━━━━━ Extracted data

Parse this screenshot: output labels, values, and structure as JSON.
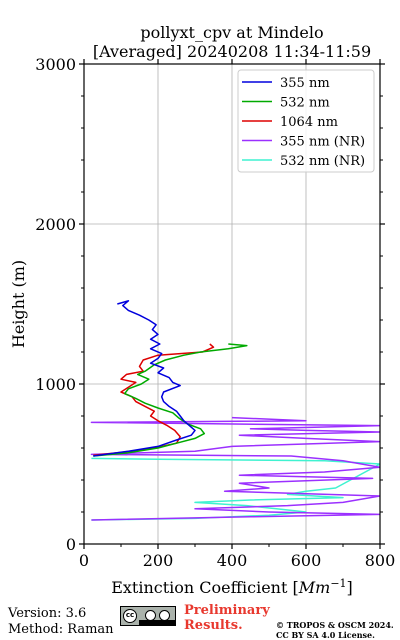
{
  "chart_data": {
    "type": "line",
    "title": "pollyxt_cpv at Mindelo",
    "subtitle": "[Averaged] 20240208 11:34-11:59",
    "xlabel": "Extinction Coefficient [",
    "xlabel_unit": "Mm",
    "xlabel_exp": "−1",
    "xlabel_close": "]",
    "ylabel": "Height (m)",
    "xlim": [
      0,
      800
    ],
    "ylim": [
      0,
      3000
    ],
    "xticks": [
      0,
      200,
      400,
      600,
      800
    ],
    "xtick_labels": [
      "0",
      "200",
      "400",
      "600",
      "800"
    ],
    "yticks": [
      0,
      1000,
      2000,
      3000
    ],
    "ytick_labels": [
      "0",
      "1000",
      "2000",
      "3000"
    ],
    "grid": true,
    "legend_position": "top-right",
    "series": [
      {
        "name": "355 nm",
        "color": "#0000dd",
        "points": [
          [
            25,
            550
          ],
          [
            120,
            580
          ],
          [
            200,
            610
          ],
          [
            250,
            650
          ],
          [
            290,
            680
          ],
          [
            300,
            710
          ],
          [
            285,
            740
          ],
          [
            270,
            770
          ],
          [
            260,
            800
          ],
          [
            250,
            830
          ],
          [
            230,
            860
          ],
          [
            215,
            890
          ],
          [
            210,
            920
          ],
          [
            215,
            950
          ],
          [
            260,
            990
          ],
          [
            240,
            1010
          ],
          [
            230,
            1040
          ],
          [
            200,
            1070
          ],
          [
            215,
            1100
          ],
          [
            180,
            1130
          ],
          [
            200,
            1160
          ],
          [
            210,
            1190
          ],
          [
            180,
            1220
          ],
          [
            205,
            1250
          ],
          [
            180,
            1280
          ],
          [
            200,
            1310
          ],
          [
            185,
            1340
          ],
          [
            195,
            1370
          ],
          [
            175,
            1400
          ],
          [
            150,
            1430
          ],
          [
            120,
            1460
          ],
          [
            105,
            1490
          ],
          [
            120,
            1520
          ],
          [
            90,
            1500
          ]
        ]
      },
      {
        "name": "532 nm",
        "color": "#00aa00",
        "points": [
          [
            25,
            550
          ],
          [
            120,
            570
          ],
          [
            200,
            600
          ],
          [
            250,
            630
          ],
          [
            300,
            660
          ],
          [
            325,
            690
          ],
          [
            315,
            720
          ],
          [
            280,
            750
          ],
          [
            255,
            790
          ],
          [
            240,
            820
          ],
          [
            200,
            850
          ],
          [
            165,
            880
          ],
          [
            140,
            910
          ],
          [
            110,
            940
          ],
          [
            120,
            970
          ],
          [
            155,
            1000
          ],
          [
            175,
            1030
          ],
          [
            145,
            1060
          ],
          [
            165,
            1080
          ],
          [
            190,
            1120
          ],
          [
            220,
            1150
          ],
          [
            270,
            1180
          ],
          [
            315,
            1200
          ],
          [
            390,
            1220
          ],
          [
            440,
            1240
          ],
          [
            390,
            1250
          ]
        ]
      },
      {
        "name": "1064 nm",
        "color": "#dd0000",
        "points": [
          [
            25,
            555
          ],
          [
            110,
            575
          ],
          [
            190,
            600
          ],
          [
            250,
            630
          ],
          [
            260,
            670
          ],
          [
            245,
            710
          ],
          [
            225,
            740
          ],
          [
            200,
            770
          ],
          [
            180,
            800
          ],
          [
            190,
            830
          ],
          [
            165,
            860
          ],
          [
            140,
            890
          ],
          [
            130,
            920
          ],
          [
            100,
            950
          ],
          [
            120,
            980
          ],
          [
            140,
            1010
          ],
          [
            100,
            1030
          ],
          [
            115,
            1060
          ],
          [
            160,
            1080
          ],
          [
            150,
            1110
          ],
          [
            160,
            1150
          ],
          [
            200,
            1180
          ],
          [
            260,
            1190
          ],
          [
            320,
            1200
          ],
          [
            350,
            1230
          ],
          [
            340,
            1250
          ]
        ]
      },
      {
        "name": "355 nm (NR)",
        "color": "#9b30ff",
        "points": [
          [
            20,
            150
          ],
          [
            450,
            170
          ],
          [
            800,
            185
          ],
          [
            500,
            200
          ],
          [
            300,
            220
          ],
          [
            550,
            240
          ],
          [
            700,
            260
          ],
          [
            800,
            300
          ],
          [
            380,
            330
          ],
          [
            500,
            350
          ],
          [
            420,
            380
          ],
          [
            780,
            410
          ],
          [
            420,
            430
          ],
          [
            650,
            450
          ],
          [
            800,
            480
          ],
          [
            700,
            520
          ],
          [
            560,
            550
          ],
          [
            20,
            560
          ],
          [
            300,
            580
          ],
          [
            400,
            610
          ],
          [
            800,
            640
          ],
          [
            600,
            660
          ],
          [
            420,
            680
          ],
          [
            800,
            700
          ],
          [
            600,
            710
          ],
          [
            450,
            720
          ],
          [
            800,
            740
          ],
          [
            20,
            760
          ],
          [
            600,
            770
          ],
          [
            400,
            790
          ]
        ]
      },
      {
        "name": "532 nm (NR)",
        "color": "#3ff2d0",
        "points": [
          [
            20,
            150
          ],
          [
            300,
            160
          ],
          [
            500,
            180
          ],
          [
            600,
            200
          ],
          [
            520,
            220
          ],
          [
            440,
            240
          ],
          [
            300,
            260
          ],
          [
            450,
            275
          ],
          [
            700,
            290
          ],
          [
            550,
            310
          ],
          [
            600,
            330
          ],
          [
            680,
            350
          ],
          [
            800,
            500
          ],
          [
            650,
            520
          ],
          [
            200,
            530
          ],
          [
            20,
            535
          ]
        ]
      }
    ]
  },
  "footer": {
    "version": "Version: 3.6",
    "method": "Method: Raman",
    "cc_label": "cc",
    "cc_strip": "BY SA",
    "preliminary_line1": "Preliminary",
    "preliminary_line2": "Results.",
    "copyright_line1": "© TROPOS & OSCM 2024.",
    "copyright_line2": "CC BY SA 4.0 License."
  }
}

━━━━━━━━━━

### Directions for this task
Copy each line of the records precisely and drop any images they hold.

### Solution
Parse this screenshot: output labels, values, and structure as JSON.
{
  "chart_data": {
    "type": "line",
    "title": "pollyxt_cpv at Mindelo",
    "subtitle": "[Averaged] 20240208 11:34-11:59",
    "xlabel": "Extinction Coefficient [",
    "xlabel_unit": "Mm",
    "xlabel_exp": "−1",
    "xlabel_close": "]",
    "ylabel": "Height (m)",
    "xlim": [
      0,
      800
    ],
    "ylim": [
      0,
      3000
    ],
    "xticks": [
      0,
      200,
      400,
      600,
      800
    ],
    "xtick_labels": [
      "0",
      "200",
      "400",
      "600",
      "800"
    ],
    "yticks": [
      0,
      1000,
      2000,
      3000
    ],
    "ytick_labels": [
      "0",
      "1000",
      "2000",
      "3000"
    ],
    "grid": true,
    "legend_position": "top-right",
    "series": [
      {
        "name": "355 nm",
        "color": "#0000dd",
        "points": [
          [
            25,
            550
          ],
          [
            120,
            580
          ],
          [
            200,
            610
          ],
          [
            250,
            650
          ],
          [
            290,
            680
          ],
          [
            300,
            710
          ],
          [
            285,
            740
          ],
          [
            270,
            770
          ],
          [
            260,
            800
          ],
          [
            250,
            830
          ],
          [
            230,
            860
          ],
          [
            215,
            890
          ],
          [
            210,
            920
          ],
          [
            215,
            950
          ],
          [
            260,
            990
          ],
          [
            240,
            1010
          ],
          [
            230,
            1040
          ],
          [
            200,
            1070
          ],
          [
            215,
            1100
          ],
          [
            180,
            1130
          ],
          [
            200,
            1160
          ],
          [
            210,
            1190
          ],
          [
            180,
            1220
          ],
          [
            205,
            1250
          ],
          [
            180,
            1280
          ],
          [
            200,
            1310
          ],
          [
            185,
            1340
          ],
          [
            195,
            1370
          ],
          [
            175,
            1400
          ],
          [
            150,
            1430
          ],
          [
            120,
            1460
          ],
          [
            105,
            1490
          ],
          [
            120,
            1520
          ],
          [
            90,
            1500
          ]
        ]
      },
      {
        "name": "532 nm",
        "color": "#00aa00",
        "points": [
          [
            25,
            550
          ],
          [
            120,
            570
          ],
          [
            200,
            600
          ],
          [
            250,
            630
          ],
          [
            300,
            660
          ],
          [
            325,
            690
          ],
          [
            315,
            720
          ],
          [
            280,
            750
          ],
          [
            255,
            790
          ],
          [
            240,
            820
          ],
          [
            200,
            850
          ],
          [
            165,
            880
          ],
          [
            140,
            910
          ],
          [
            110,
            940
          ],
          [
            120,
            970
          ],
          [
            155,
            1000
          ],
          [
            175,
            1030
          ],
          [
            145,
            1060
          ],
          [
            165,
            1080
          ],
          [
            190,
            1120
          ],
          [
            220,
            1150
          ],
          [
            270,
            1180
          ],
          [
            315,
            1200
          ],
          [
            390,
            1220
          ],
          [
            440,
            1240
          ],
          [
            390,
            1250
          ]
        ]
      },
      {
        "name": "1064 nm",
        "color": "#dd0000",
        "points": [
          [
            25,
            555
          ],
          [
            110,
            575
          ],
          [
            190,
            600
          ],
          [
            250,
            630
          ],
          [
            260,
            670
          ],
          [
            245,
            710
          ],
          [
            225,
            740
          ],
          [
            200,
            770
          ],
          [
            180,
            800
          ],
          [
            190,
            830
          ],
          [
            165,
            860
          ],
          [
            140,
            890
          ],
          [
            130,
            920
          ],
          [
            100,
            950
          ],
          [
            120,
            980
          ],
          [
            140,
            1010
          ],
          [
            100,
            1030
          ],
          [
            115,
            1060
          ],
          [
            160,
            1080
          ],
          [
            150,
            1110
          ],
          [
            160,
            1150
          ],
          [
            200,
            1180
          ],
          [
            260,
            1190
          ],
          [
            320,
            1200
          ],
          [
            350,
            1230
          ],
          [
            340,
            1250
          ]
        ]
      },
      {
        "name": "355 nm (NR)",
        "color": "#9b30ff",
        "points": [
          [
            20,
            150
          ],
          [
            450,
            170
          ],
          [
            800,
            185
          ],
          [
            500,
            200
          ],
          [
            300,
            220
          ],
          [
            550,
            240
          ],
          [
            700,
            260
          ],
          [
            800,
            300
          ],
          [
            380,
            330
          ],
          [
            500,
            350
          ],
          [
            420,
            380
          ],
          [
            780,
            410
          ],
          [
            420,
            430
          ],
          [
            650,
            450
          ],
          [
            800,
            480
          ],
          [
            700,
            520
          ],
          [
            560,
            550
          ],
          [
            20,
            560
          ],
          [
            300,
            580
          ],
          [
            400,
            610
          ],
          [
            800,
            640
          ],
          [
            600,
            660
          ],
          [
            420,
            680
          ],
          [
            800,
            700
          ],
          [
            600,
            710
          ],
          [
            450,
            720
          ],
          [
            800,
            740
          ],
          [
            20,
            760
          ],
          [
            600,
            770
          ],
          [
            400,
            790
          ]
        ]
      },
      {
        "name": "532 nm (NR)",
        "color": "#3ff2d0",
        "points": [
          [
            20,
            150
          ],
          [
            300,
            160
          ],
          [
            500,
            180
          ],
          [
            600,
            200
          ],
          [
            520,
            220
          ],
          [
            440,
            240
          ],
          [
            300,
            260
          ],
          [
            450,
            275
          ],
          [
            700,
            290
          ],
          [
            550,
            310
          ],
          [
            600,
            330
          ],
          [
            680,
            350
          ],
          [
            800,
            500
          ],
          [
            650,
            520
          ],
          [
            200,
            530
          ],
          [
            20,
            535
          ]
        ]
      }
    ]
  },
  "footer": {
    "version": "Version: 3.6",
    "method": "Method: Raman",
    "cc_label": "cc",
    "cc_strip": "BY SA",
    "preliminary_line1": "Preliminary",
    "preliminary_line2": "Results.",
    "copyright_line1": "© TROPOS & OSCM 2024.",
    "copyright_line2": "CC BY SA 4.0 License."
  }
}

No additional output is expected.